-- What to do --
Retype the passage of the forum thread on embedding an image's own hash in that image between "I thought about" and "you committed to?", inclusive.

-- Selection --
□ □ □ □
Score:12

Hash paradox in an image file that contain hash text?

cn flag

Is it possible to include a hash digest visibly in an image, such that the hash of the image itself is that same digest?

When we draw the text of the hash in the image, we will of course change the hash of the image at the same time, because as we know, small changes to the input of a hash function produce significant changes in the output.

I am also aware that hash functions are irreversible.

I thought about this while learning image processing. I want to put text with the value of the image hash itself near the top of the image.

Is there a solution to achieve my purpose somehow?

enter image description here

xk flag
From your comments on the existing answer: "actually my purpose is not for security reason, but to convince people who guess what this image is talking about. If I tell the answer `broken heart` after they surrender, ofcourse they dont believe me, so that's why I put hash inside the image." If the goal is simply to have a commitment (to the text `broken heart`), why isn't including a hash of the thing you committed to in the picture enough? Why does *the image itself* also have to hash to the same thing as what you committed to?
□ □ □ □
-- Material provided --
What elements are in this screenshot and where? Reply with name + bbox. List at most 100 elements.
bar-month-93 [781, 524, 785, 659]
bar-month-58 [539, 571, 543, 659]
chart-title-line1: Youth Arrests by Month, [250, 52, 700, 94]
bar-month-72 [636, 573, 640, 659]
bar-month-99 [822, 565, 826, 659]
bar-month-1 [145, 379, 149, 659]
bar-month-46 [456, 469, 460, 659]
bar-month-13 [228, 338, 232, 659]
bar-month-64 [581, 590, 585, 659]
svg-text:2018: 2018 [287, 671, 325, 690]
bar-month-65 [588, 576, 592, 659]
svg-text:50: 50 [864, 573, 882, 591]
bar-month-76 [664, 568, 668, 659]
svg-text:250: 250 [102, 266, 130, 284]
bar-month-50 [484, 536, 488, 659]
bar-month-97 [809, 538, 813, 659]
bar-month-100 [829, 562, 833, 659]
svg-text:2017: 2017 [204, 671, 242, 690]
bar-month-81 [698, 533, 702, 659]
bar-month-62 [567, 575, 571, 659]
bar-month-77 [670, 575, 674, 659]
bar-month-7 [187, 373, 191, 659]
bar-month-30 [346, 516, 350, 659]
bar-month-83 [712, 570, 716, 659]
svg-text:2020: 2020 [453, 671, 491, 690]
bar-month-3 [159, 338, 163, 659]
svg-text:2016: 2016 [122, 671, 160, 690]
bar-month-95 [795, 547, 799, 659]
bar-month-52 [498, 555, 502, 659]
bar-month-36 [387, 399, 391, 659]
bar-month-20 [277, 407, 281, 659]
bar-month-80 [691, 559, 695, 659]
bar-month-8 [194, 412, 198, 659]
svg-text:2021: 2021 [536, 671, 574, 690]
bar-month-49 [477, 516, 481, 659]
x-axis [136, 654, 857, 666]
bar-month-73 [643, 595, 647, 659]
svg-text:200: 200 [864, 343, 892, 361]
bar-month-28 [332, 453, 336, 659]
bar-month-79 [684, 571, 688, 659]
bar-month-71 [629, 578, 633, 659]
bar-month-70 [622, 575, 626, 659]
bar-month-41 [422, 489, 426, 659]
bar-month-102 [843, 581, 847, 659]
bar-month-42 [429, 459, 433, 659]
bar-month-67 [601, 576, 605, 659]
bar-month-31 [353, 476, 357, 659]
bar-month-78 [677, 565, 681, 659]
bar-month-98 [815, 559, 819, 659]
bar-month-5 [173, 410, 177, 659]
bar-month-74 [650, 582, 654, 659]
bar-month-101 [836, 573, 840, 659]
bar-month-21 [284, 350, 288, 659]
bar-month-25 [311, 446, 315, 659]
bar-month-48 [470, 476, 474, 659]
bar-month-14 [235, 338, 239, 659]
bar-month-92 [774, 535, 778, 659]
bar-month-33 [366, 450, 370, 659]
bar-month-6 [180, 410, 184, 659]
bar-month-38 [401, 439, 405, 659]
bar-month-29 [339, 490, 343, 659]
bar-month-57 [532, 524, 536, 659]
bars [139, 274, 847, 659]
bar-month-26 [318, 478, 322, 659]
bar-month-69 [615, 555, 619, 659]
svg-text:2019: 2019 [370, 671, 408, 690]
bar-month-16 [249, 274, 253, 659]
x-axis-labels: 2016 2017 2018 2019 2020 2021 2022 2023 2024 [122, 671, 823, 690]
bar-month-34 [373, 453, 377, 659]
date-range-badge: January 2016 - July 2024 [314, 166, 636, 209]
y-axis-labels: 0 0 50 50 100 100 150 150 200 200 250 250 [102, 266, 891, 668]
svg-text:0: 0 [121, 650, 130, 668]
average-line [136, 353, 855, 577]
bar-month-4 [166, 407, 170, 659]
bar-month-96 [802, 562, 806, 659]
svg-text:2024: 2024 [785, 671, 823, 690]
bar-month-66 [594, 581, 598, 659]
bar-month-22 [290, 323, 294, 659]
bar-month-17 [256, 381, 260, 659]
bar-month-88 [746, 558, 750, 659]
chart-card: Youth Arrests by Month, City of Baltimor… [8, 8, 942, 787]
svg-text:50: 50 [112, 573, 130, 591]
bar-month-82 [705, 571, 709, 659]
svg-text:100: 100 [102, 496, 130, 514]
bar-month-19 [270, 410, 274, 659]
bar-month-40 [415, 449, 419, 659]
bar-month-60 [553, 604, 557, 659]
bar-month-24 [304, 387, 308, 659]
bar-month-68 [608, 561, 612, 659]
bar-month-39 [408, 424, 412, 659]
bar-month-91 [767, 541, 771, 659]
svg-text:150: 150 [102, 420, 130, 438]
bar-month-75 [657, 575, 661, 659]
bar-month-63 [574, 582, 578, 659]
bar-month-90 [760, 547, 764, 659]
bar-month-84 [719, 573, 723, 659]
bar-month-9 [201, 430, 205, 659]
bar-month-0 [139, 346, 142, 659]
□ □ □ □
-- Answer to this exercise --
I thought about this while learning image processing. I want to put text with the value of the image hash itself near the top of the image.

Is there a solution to achieve my purpose somehow?

enter image description here

xk flag
From your comments on the existing answer: "actually my purpose is not for security reason, but to convince people who guess what this image is talking about. If I tell the answer `broken heart` after they surrender, ofcourse they dont believe me, so that's why I put hash inside the image." If the goal is simply to have a commitment (to the text `broken heart`), why isn't including a hash of the thing you committed to in the picture enough? Why does *the image itself* also have to hash to the same thing as what you committed to?